REQUIREMENTS:
Copy every entry word for word. Skip the pictures.

MATERIAL:
——

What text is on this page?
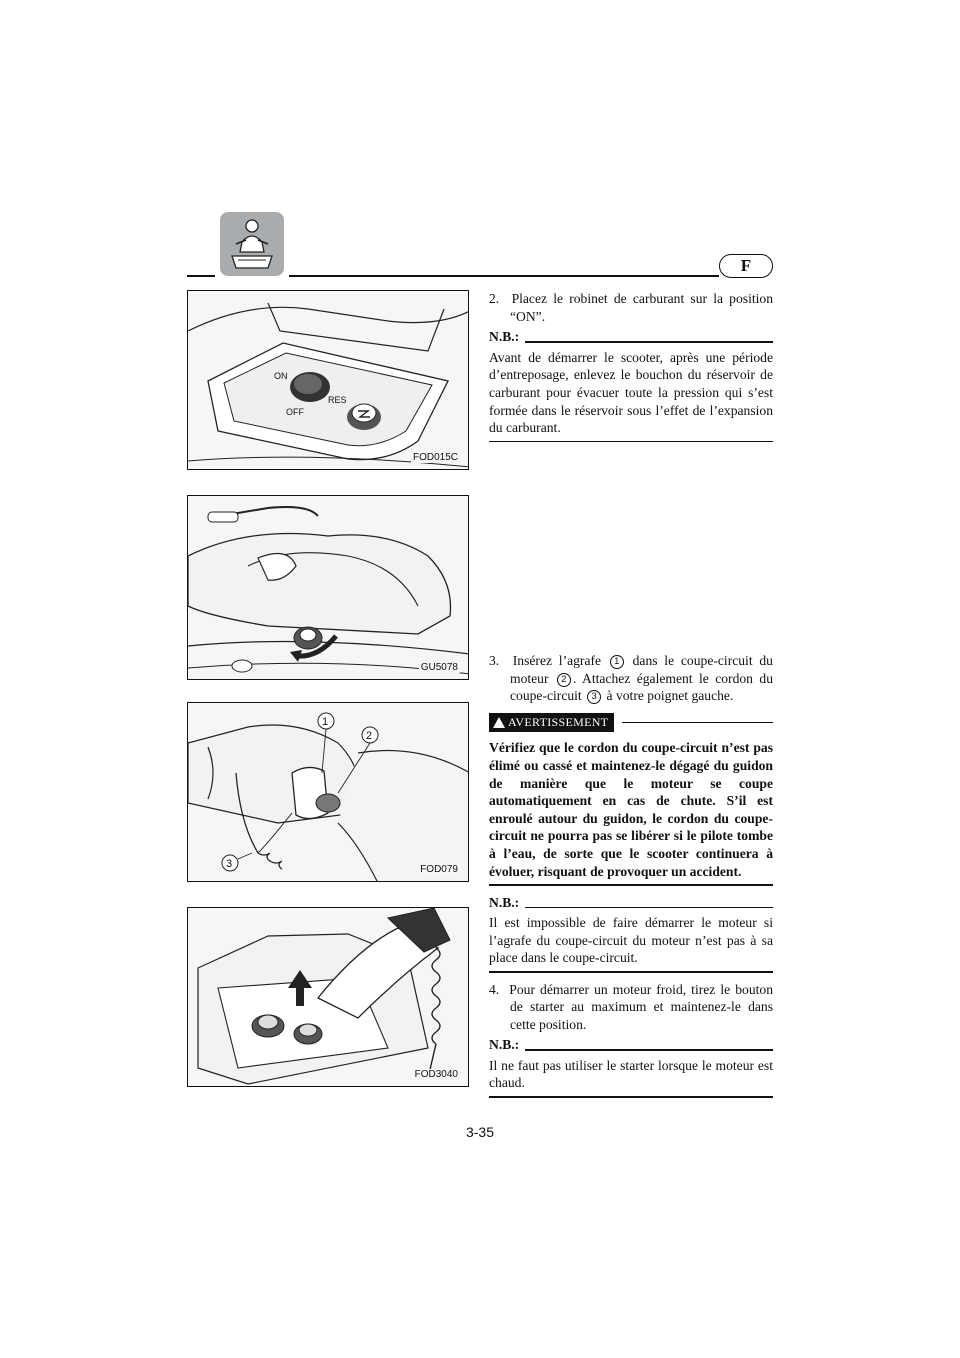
F
ON
RES
OFF
FOD015C
GU5078
1
2
3	FOD079
FOD3040
2. Placez le robinet de carburant sur la position “ON”.
N.B.:
Avant de démarrer le scooter, après une période d’entreposage, enlevez le bouchon du réservoir de carburant pour évacuer toute la pression qui s’est formée dans le réservoir sous l’effet de l’expansion du carburant.
3. Insérez l’agrafe 1 dans le coupe-circuit du moteur 2 . Attachez également le cordon du coupe-circuit 3 à votre poignet gauche.
AVERTISSEMENT
Vérifiez que le cordon du coupe-circuit n’est pas élimé ou cassé et maintenez-le dégagé du guidon de manière que le moteur se coupe automatiquement en cas de chute. S’il est enroulé autour du guidon, le cordon du coupe-circuit ne pourra pas se libérer si le pilote tombe à l’eau, de sorte que le scooter continuera à évoluer, risquant de provoquer un accident.
N.B.:
Il est impossible de faire démarrer le moteur si l’agrafe du coupe-circuit du moteur n’est pas à sa place dans le coupe-circuit.
4. Pour démarrer un moteur froid, tirez le bouton de starter au maximum et maintenez-le dans cette position.
N.B.:
Il ne faut pas utiliser le starter lorsque le moteur est chaud.
3-35
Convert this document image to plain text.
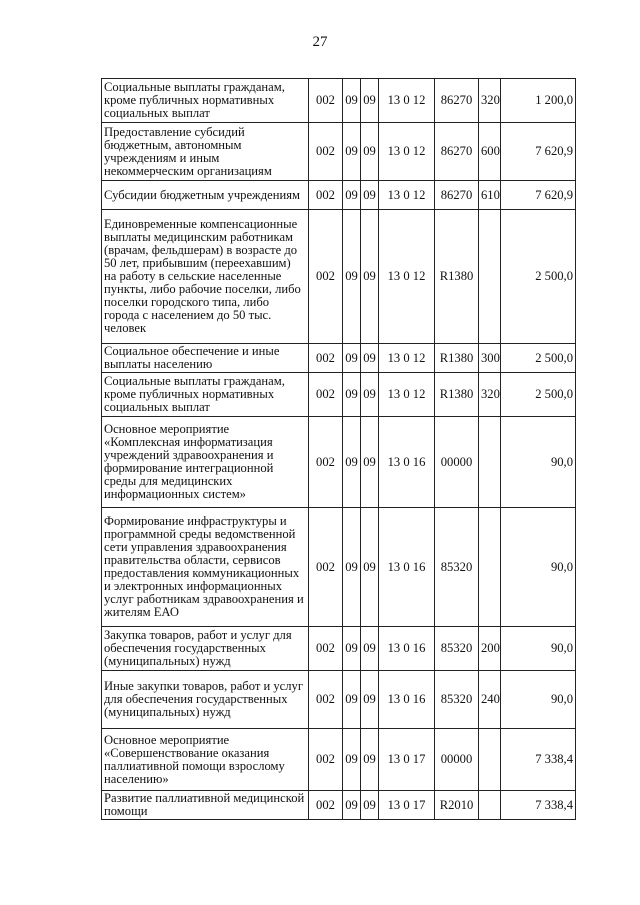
27
Социальные выплаты гражданам, кроме публичных нормативных социальных выплат	002	09	09	13 0 12	86270	320	1 200,0
Предоставление субсидий бюджетным, автономным учреждениям и иным некоммерческим организациям	002	09	09	13 0 12	86270	600	7 620,9
Субсидии бюджетным учреждениям	002	09	09	13 0 12	86270	610	7 620,9
Единовременные компенсационные выплаты медицинским работникам (врачам, фельдшерам) в возрасте до 50 лет, прибывшим (переехавшим) на работу в сельские населенные пункты, либо рабочие поселки, либо поселки городского типа, либо города с населением до 50 тыс. человек	002	09	09	13 0 12	R1380		2 500,0
Социальное обеспечение и иные выплаты населению	002	09	09	13 0 12	R1380	300	2 500,0
Социальные выплаты гражданам, кроме публичных нормативных социальных выплат	002	09	09	13 0 12	R1380	320	2 500,0
Основное мероприятие «Комплексная информатизация учреждений здравоохранения и формирование интеграционной среды для медицинских информационных систем»	002	09	09	13 0 16	00000		90,0
Формирование инфраструктуры и программной среды ведомственной сети управления здравоохранения правительства области, сервисов предоставления коммуникационных и электронных информационных услуг работникам здравоохранения и жителям ЕАО	002	09	09	13 0 16	85320		90,0
Закупка товаров, работ и услуг для обеспечения государственных (муниципальных) нужд	002	09	09	13 0 16	85320	200	90,0
Иные закупки товаров, работ и услуг для обеспечения государственных (муниципальных) нужд	002	09	09	13 0 16	85320	240	90,0
Основное мероприятие «Совершенствование оказания паллиативной помощи взрослому населению»	002	09	09	13 0 17	00000		7 338,4
Развитие паллиативной медицинской помощи	002	09	09	13 0 17	R2010		7 338,4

——

EXERCISE RESPONSE:
What text is on this page?
F
ON
RES
OFF
FOD015C
GU5078
1
2
3	FOD079
FOD3040
2. Placez le robinet de carburant sur la position “ON”.
N.B.:
Avant de démarrer le scooter, après une période d’entreposage, enlevez le bouchon du réservoir de carburant pour évacuer toute la pression qui s’est formée dans le réservoir sous l’effet de l’expansion du carburant.
3. Insérez l’agrafe 1 dans le coupe-circuit du moteur 2 . Attachez également le cordon du coupe-circuit 3 à votre poignet gauche.
AVERTISSEMENT
Vérifiez que le cordon du coupe-circuit n’est pas élimé ou cassé et maintenez-le dégagé du guidon de manière que le moteur se coupe automatiquement en cas de chute. S’il est enroulé autour du guidon, le cordon du coupe-circuit ne pourra pas se libérer si le pilote tombe à l’eau, de sorte que le scooter continuera à évoluer, risquant de provoquer un accident.
N.B.:
Il est impossible de faire démarrer le moteur si l’agrafe du coupe-circuit du moteur n’est pas à sa place dans le coupe-circuit.
4. Pour démarrer un moteur froid, tirez le bouton de starter au maximum et maintenez-le dans cette position.
N.B.:
Il ne faut pas utiliser le starter lorsque le moteur est chaud.
3-35
Convert this document image to plain text.
27
Социальные выплаты гражданам, кроме публичных нормативных социальных выплат	002	09	09	13 0 12	86270	320	1 200,0
Предоставление субсидий бюджетным, автономным учреждениям и иным некоммерческим организациям	002	09	09	13 0 12	86270	600	7 620,9
Субсидии бюджетным учреждениям	002	09	09	13 0 12	86270	610	7 620,9
Единовременные компенсационные выплаты медицинским работникам (врачам, фельдшерам) в возрасте до 50 лет, прибывшим (переехавшим) на работу в сельские населенные пункты, либо рабочие поселки, либо поселки городского типа, либо города с населением до 50 тыс. человек	002	09	09	13 0 12	R1380		2 500,0
Социальное обеспечение и иные выплаты населению	002	09	09	13 0 12	R1380	300	2 500,0
Социальные выплаты гражданам, кроме публичных нормативных социальных выплат	002	09	09	13 0 12	R1380	320	2 500,0
Основное мероприятие «Комплексная информатизация учреждений здравоохранения и формирование интеграционной среды для медицинских информационных систем»	002	09	09	13 0 16	00000		90,0
Формирование инфраструктуры и программной среды ведомственной сети управления здравоохранения правительства области, сервисов предоставления коммуникационных и электронных информационных услуг работникам здравоохранения и жителям ЕАО	002	09	09	13 0 16	85320		90,0
Закупка товаров, работ и услуг для обеспечения государственных (муниципальных) нужд	002	09	09	13 0 16	85320	200	90,0
Иные закупки товаров, работ и услуг для обеспечения государственных (муниципальных) нужд	002	09	09	13 0 16	85320	240	90,0
Основное мероприятие «Совершенствование оказания паллиативной помощи взрослому населению»	002	09	09	13 0 17	00000		7 338,4
Развитие паллиативной медицинской помощи	002	09	09	13 0 17	R2010		7 338,4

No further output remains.